BEGIN Data excerpts

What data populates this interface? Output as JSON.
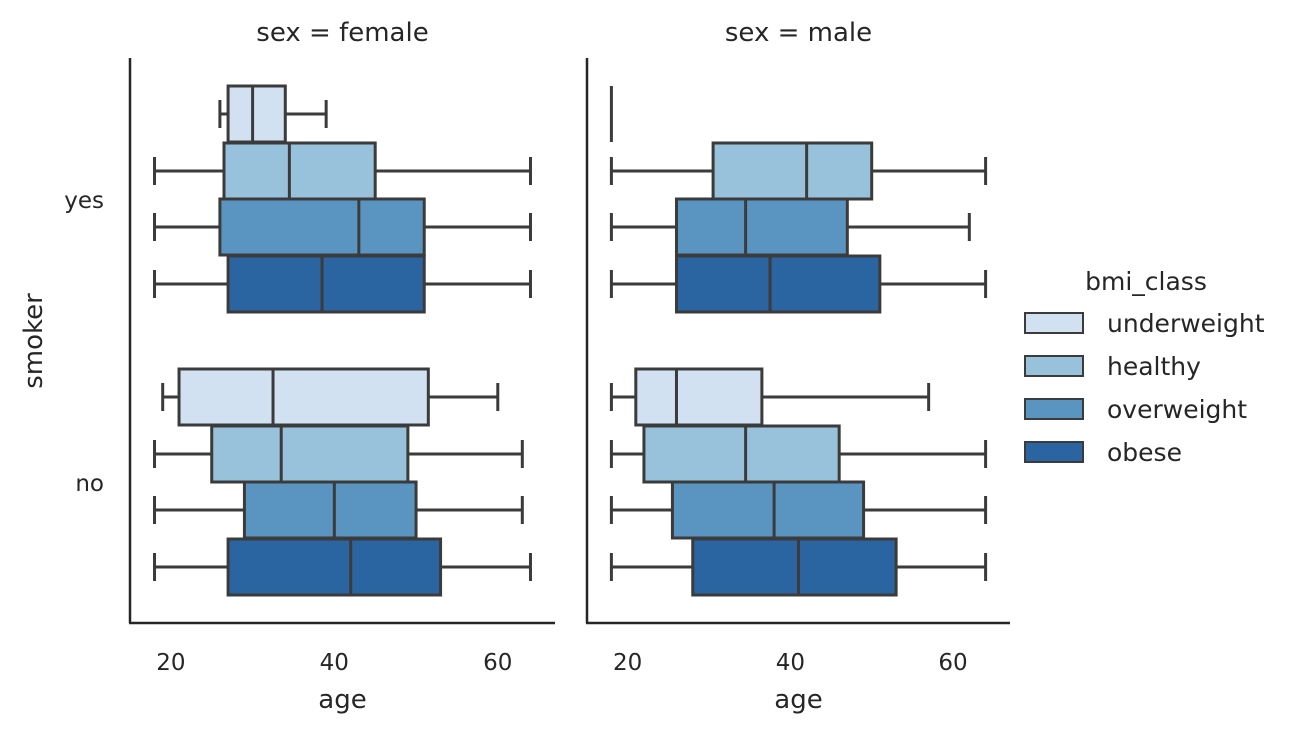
{
  "chart_data": {
    "type": "boxplot",
    "orientation": "horizontal",
    "x_label": "age",
    "y_label": "smoker",
    "xlim": [
      15,
      67
    ],
    "x_ticks": [
      "20",
      "40",
      "60"
    ],
    "categories": [
      "yes",
      "no"
    ],
    "hue_title": "bmi_class",
    "hue_levels": [
      "underweight",
      "healthy",
      "overweight",
      "obese"
    ],
    "colors": {
      "underweight": "#d2e1f1",
      "healthy": "#98c2db",
      "overweight": "#5a95c2",
      "obese": "#2b65a1",
      "line": "#3b3b3b",
      "axis": "#262626"
    },
    "legend_position": "right",
    "facets": [
      {
        "title": "sex = female",
        "groups": [
          {
            "category": "yes",
            "boxes": [
              {
                "hue": "underweight",
                "whislo": 26,
                "q1": 27,
                "med": 30,
                "q3": 34,
                "whishi": 39
              },
              {
                "hue": "healthy",
                "whislo": 18,
                "q1": 26.5,
                "med": 34.5,
                "q3": 45,
                "whishi": 64
              },
              {
                "hue": "overweight",
                "whislo": 18,
                "q1": 26,
                "med": 43,
                "q3": 51,
                "whishi": 64
              },
              {
                "hue": "obese",
                "whislo": 18,
                "q1": 27,
                "med": 38.5,
                "q3": 51,
                "whishi": 64
              }
            ]
          },
          {
            "category": "no",
            "boxes": [
              {
                "hue": "underweight",
                "whislo": 19,
                "q1": 21,
                "med": 32.5,
                "q3": 51.5,
                "whishi": 60
              },
              {
                "hue": "healthy",
                "whislo": 18,
                "q1": 25,
                "med": 33.5,
                "q3": 49,
                "whishi": 63
              },
              {
                "hue": "overweight",
                "whislo": 18,
                "q1": 29,
                "med": 40,
                "q3": 50,
                "whishi": 63
              },
              {
                "hue": "obese",
                "whislo": 18,
                "q1": 27,
                "med": 42,
                "q3": 53,
                "whishi": 64
              }
            ]
          }
        ]
      },
      {
        "title": "sex = male",
        "groups": [
          {
            "category": "yes",
            "boxes": [
              {
                "hue": "underweight",
                "whislo": 18,
                "q1": 18,
                "med": 18,
                "q3": 18,
                "whishi": 18
              },
              {
                "hue": "healthy",
                "whislo": 18,
                "q1": 30.5,
                "med": 42,
                "q3": 50,
                "whishi": 64
              },
              {
                "hue": "overweight",
                "whislo": 18,
                "q1": 26,
                "med": 34.5,
                "q3": 47,
                "whishi": 62
              },
              {
                "hue": "obese",
                "whislo": 18,
                "q1": 26,
                "med": 37.5,
                "q3": 51,
                "whishi": 64
              }
            ]
          },
          {
            "category": "no",
            "boxes": [
              {
                "hue": "underweight",
                "whislo": 18,
                "q1": 21,
                "med": 26,
                "q3": 36.5,
                "whishi": 57
              },
              {
                "hue": "healthy",
                "whislo": 18,
                "q1": 22,
                "med": 34.5,
                "q3": 46,
                "whishi": 64
              },
              {
                "hue": "overweight",
                "whislo": 18,
                "q1": 25.5,
                "med": 38,
                "q3": 49,
                "whishi": 64
              },
              {
                "hue": "obese",
                "whislo": 18,
                "q1": 28,
                "med": 41,
                "q3": 53,
                "whishi": 64
              }
            ]
          }
        ]
      }
    ]
  }
}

END Data excerpts

__Written exercise__.
Return the material word for word. Pictures are not part of the copy.

__Task answer__.
What data populates this interface? Output as JSON.
{
  "chart_data": {
    "type": "boxplot",
    "orientation": "horizontal",
    "x_label": "age",
    "y_label": "smoker",
    "xlim": [
      15,
      67
    ],
    "x_ticks": [
      "20",
      "40",
      "60"
    ],
    "categories": [
      "yes",
      "no"
    ],
    "hue_title": "bmi_class",
    "hue_levels": [
      "underweight",
      "healthy",
      "overweight",
      "obese"
    ],
    "colors": {
      "underweight": "#d2e1f1",
      "healthy": "#98c2db",
      "overweight": "#5a95c2",
      "obese": "#2b65a1",
      "line": "#3b3b3b",
      "axis": "#262626"
    },
    "legend_position": "right",
    "facets": [
      {
        "title": "sex = female",
        "groups": [
          {
            "category": "yes",
            "boxes": [
              {
                "hue": "underweight",
                "whislo": 26,
                "q1": 27,
                "med": 30,
                "q3": 34,
                "whishi": 39
              },
              {
                "hue": "healthy",
                "whislo": 18,
                "q1": 26.5,
                "med": 34.5,
                "q3": 45,
                "whishi": 64
              },
              {
                "hue": "overweight",
                "whislo": 18,
                "q1": 26,
                "med": 43,
                "q3": 51,
                "whishi": 64
              },
              {
                "hue": "obese",
                "whislo": 18,
                "q1": 27,
                "med": 38.5,
                "q3": 51,
                "whishi": 64
              }
            ]
          },
          {
            "category": "no",
            "boxes": [
              {
                "hue": "underweight",
                "whislo": 19,
                "q1": 21,
                "med": 32.5,
                "q3": 51.5,
                "whishi": 60
              },
              {
                "hue": "healthy",
                "whislo": 18,
                "q1": 25,
                "med": 33.5,
                "q3": 49,
                "whishi": 63
              },
              {
                "hue": "overweight",
                "whislo": 18,
                "q1": 29,
                "med": 40,
                "q3": 50,
                "whishi": 63
              },
              {
                "hue": "obese",
                "whislo": 18,
                "q1": 27,
                "med": 42,
                "q3": 53,
                "whishi": 64
              }
            ]
          }
        ]
      },
      {
        "title": "sex = male",
        "groups": [
          {
            "category": "yes",
            "boxes": [
              {
                "hue": "underweight",
                "whislo": 18,
                "q1": 18,
                "med": 18,
                "q3": 18,
                "whishi": 18
              },
              {
                "hue": "healthy",
                "whislo": 18,
                "q1": 30.5,
                "med": 42,
                "q3": 50,
                "whishi": 64
              },
              {
                "hue": "overweight",
                "whislo": 18,
                "q1": 26,
                "med": 34.5,
                "q3": 47,
                "whishi": 62
              },
              {
                "hue": "obese",
                "whislo": 18,
                "q1": 26,
                "med": 37.5,
                "q3": 51,
                "whishi": 64
              }
            ]
          },
          {
            "category": "no",
            "boxes": [
              {
                "hue": "underweight",
                "whislo": 18,
                "q1": 21,
                "med": 26,
                "q3": 36.5,
                "whishi": 57
              },
              {
                "hue": "healthy",
                "whislo": 18,
                "q1": 22,
                "med": 34.5,
                "q3": 46,
                "whishi": 64
              },
              {
                "hue": "overweight",
                "whislo": 18,
                "q1": 25.5,
                "med": 38,
                "q3": 49,
                "whishi": 64
              },
              {
                "hue": "obese",
                "whislo": 18,
                "q1": 28,
                "med": 41,
                "q3": 53,
                "whishi": 64
              }
            ]
          }
        ]
      }
    ]
  }
}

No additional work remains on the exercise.